# Aim
Give the number of lines in the records below that include "name". Reply with that number alone.

# Information provided
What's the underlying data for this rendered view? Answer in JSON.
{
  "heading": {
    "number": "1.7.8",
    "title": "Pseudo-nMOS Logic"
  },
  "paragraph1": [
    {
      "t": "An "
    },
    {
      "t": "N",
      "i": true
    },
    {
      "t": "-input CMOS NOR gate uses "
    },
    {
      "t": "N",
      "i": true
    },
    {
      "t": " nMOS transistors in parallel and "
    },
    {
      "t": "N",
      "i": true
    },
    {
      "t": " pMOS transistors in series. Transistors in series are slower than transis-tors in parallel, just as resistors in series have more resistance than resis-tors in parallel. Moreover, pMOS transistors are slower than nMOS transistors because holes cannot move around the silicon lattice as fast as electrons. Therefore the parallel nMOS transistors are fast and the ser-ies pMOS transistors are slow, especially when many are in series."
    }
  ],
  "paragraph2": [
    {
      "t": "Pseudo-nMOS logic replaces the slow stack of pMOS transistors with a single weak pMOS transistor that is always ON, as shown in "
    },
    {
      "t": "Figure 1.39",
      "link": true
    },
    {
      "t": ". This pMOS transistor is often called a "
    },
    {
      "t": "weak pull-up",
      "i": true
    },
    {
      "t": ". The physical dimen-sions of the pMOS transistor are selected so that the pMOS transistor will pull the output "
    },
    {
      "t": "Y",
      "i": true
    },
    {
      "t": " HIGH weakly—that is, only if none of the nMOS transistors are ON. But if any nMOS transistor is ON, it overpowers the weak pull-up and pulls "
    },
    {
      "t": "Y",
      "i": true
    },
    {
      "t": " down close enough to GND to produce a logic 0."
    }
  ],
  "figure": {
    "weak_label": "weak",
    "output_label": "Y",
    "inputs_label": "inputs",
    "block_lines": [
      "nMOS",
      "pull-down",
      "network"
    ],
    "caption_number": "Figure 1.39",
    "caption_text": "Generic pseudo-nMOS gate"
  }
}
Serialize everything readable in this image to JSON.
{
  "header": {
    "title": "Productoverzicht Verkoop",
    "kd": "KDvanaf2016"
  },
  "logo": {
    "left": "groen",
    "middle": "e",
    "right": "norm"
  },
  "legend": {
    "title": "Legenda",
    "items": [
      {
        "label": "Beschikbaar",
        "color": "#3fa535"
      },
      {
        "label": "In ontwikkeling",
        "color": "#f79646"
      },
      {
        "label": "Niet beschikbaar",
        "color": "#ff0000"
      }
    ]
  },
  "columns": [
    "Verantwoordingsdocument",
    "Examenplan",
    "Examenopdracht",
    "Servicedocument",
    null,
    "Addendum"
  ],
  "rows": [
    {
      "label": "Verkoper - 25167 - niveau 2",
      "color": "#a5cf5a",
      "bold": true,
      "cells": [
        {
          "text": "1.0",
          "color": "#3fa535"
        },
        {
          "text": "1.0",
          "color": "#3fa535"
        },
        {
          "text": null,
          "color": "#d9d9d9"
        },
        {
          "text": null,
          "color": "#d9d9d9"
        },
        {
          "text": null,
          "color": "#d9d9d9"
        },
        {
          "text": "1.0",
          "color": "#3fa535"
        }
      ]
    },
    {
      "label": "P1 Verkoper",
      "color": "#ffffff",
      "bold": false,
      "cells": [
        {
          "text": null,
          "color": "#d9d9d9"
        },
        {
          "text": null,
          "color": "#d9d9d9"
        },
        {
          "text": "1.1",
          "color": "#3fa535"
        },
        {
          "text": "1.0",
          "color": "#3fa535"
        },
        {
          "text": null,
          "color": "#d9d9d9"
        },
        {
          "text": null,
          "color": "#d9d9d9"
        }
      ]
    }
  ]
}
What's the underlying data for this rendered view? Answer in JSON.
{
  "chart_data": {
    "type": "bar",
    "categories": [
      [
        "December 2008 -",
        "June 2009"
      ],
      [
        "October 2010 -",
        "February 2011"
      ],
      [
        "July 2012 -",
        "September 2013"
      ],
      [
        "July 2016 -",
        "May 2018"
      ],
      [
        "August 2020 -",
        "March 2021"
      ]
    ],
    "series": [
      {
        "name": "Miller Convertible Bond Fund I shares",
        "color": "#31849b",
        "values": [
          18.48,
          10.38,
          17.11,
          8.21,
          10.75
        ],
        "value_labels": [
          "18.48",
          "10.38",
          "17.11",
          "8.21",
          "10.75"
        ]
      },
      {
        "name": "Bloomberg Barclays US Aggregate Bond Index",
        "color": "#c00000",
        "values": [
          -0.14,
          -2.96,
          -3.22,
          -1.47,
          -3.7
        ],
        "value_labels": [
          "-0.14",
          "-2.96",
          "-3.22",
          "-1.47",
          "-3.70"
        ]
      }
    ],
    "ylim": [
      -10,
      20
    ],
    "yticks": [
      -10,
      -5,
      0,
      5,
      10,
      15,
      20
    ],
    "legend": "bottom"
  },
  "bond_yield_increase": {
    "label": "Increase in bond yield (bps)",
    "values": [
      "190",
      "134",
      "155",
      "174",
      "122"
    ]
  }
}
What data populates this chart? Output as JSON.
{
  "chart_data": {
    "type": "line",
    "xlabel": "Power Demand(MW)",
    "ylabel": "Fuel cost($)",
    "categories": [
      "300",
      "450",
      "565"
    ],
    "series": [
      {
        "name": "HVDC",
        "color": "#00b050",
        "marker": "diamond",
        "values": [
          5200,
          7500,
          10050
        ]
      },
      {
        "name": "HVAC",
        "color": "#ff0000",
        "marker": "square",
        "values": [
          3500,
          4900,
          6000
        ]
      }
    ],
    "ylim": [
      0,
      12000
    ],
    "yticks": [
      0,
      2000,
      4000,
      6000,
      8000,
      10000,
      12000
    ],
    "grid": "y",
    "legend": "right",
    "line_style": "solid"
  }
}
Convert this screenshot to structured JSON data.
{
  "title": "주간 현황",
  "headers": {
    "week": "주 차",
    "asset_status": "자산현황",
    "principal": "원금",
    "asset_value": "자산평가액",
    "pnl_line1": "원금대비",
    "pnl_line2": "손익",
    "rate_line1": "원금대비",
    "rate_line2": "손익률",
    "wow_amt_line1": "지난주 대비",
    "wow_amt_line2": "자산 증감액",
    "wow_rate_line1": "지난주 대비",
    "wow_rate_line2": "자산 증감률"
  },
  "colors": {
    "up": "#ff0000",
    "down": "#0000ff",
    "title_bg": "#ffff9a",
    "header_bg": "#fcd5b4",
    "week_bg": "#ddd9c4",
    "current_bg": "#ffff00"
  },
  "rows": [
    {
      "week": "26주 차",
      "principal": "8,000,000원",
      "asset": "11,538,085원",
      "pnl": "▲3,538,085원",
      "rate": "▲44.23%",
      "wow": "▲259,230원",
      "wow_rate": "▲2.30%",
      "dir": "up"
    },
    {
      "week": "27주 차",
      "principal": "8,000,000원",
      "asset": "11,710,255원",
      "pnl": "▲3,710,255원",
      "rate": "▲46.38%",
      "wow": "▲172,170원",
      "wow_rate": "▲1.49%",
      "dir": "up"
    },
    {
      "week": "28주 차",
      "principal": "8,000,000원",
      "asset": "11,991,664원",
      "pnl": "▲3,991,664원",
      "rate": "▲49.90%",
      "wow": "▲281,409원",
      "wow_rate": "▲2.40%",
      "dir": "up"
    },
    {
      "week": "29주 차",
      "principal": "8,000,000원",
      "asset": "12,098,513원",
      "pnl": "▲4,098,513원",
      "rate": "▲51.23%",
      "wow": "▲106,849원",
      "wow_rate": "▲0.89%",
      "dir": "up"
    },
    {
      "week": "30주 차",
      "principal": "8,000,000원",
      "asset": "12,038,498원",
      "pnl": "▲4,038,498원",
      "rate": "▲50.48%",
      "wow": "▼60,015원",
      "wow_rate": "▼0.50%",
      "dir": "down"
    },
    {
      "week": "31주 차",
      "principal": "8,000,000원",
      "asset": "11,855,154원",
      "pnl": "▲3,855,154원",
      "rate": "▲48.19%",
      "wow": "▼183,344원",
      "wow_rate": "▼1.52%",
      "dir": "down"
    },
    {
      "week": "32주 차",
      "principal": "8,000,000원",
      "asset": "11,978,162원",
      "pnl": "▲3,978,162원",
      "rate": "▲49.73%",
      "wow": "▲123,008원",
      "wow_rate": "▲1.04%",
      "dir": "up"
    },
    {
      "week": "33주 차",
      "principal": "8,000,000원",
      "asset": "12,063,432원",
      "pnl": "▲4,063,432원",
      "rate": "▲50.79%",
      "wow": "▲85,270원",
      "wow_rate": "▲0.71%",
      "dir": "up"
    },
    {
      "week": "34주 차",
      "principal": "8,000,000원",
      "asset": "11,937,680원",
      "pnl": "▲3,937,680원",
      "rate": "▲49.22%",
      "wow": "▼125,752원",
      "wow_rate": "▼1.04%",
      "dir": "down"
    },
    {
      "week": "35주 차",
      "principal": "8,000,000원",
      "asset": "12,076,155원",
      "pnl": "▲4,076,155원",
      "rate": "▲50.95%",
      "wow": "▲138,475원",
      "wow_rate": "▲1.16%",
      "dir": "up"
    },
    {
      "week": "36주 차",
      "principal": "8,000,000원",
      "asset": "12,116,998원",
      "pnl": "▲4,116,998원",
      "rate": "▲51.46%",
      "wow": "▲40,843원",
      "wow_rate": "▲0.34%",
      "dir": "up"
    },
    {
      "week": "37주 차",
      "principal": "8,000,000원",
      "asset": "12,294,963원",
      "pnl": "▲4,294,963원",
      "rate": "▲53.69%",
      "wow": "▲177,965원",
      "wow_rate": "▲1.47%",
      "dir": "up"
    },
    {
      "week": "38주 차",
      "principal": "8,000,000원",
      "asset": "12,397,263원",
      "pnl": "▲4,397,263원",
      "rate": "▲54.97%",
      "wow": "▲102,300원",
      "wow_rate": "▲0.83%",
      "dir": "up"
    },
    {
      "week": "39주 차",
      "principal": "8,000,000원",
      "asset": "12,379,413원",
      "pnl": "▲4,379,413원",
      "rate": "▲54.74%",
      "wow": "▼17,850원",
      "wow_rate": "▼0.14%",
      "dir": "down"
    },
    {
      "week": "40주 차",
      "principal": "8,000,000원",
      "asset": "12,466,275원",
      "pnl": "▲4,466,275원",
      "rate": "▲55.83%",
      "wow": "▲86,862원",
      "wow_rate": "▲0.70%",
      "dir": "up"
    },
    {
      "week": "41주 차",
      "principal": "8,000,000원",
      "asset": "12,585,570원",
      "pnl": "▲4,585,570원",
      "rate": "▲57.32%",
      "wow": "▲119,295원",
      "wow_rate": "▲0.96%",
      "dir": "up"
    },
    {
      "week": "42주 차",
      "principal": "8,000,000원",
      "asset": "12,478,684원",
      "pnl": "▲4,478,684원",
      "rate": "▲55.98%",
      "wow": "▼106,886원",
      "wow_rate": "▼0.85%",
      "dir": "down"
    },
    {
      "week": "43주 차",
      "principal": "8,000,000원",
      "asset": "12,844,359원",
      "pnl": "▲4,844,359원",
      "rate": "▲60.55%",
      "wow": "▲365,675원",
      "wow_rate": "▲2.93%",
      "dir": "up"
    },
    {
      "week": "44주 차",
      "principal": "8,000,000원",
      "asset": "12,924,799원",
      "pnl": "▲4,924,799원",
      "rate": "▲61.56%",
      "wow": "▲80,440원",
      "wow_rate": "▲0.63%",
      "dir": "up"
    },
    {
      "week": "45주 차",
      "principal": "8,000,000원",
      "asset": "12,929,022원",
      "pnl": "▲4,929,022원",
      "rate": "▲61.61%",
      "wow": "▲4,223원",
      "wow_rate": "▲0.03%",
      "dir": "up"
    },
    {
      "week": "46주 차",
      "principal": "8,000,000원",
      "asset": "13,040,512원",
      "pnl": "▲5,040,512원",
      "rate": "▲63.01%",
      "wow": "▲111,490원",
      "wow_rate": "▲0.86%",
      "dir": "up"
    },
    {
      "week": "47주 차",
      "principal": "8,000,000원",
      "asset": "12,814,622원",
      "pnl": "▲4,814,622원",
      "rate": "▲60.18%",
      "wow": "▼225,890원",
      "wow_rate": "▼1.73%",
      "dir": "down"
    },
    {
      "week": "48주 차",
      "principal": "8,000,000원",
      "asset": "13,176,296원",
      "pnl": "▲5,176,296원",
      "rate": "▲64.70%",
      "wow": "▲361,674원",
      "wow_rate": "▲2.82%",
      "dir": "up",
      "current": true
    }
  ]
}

# Solution for this exercise
4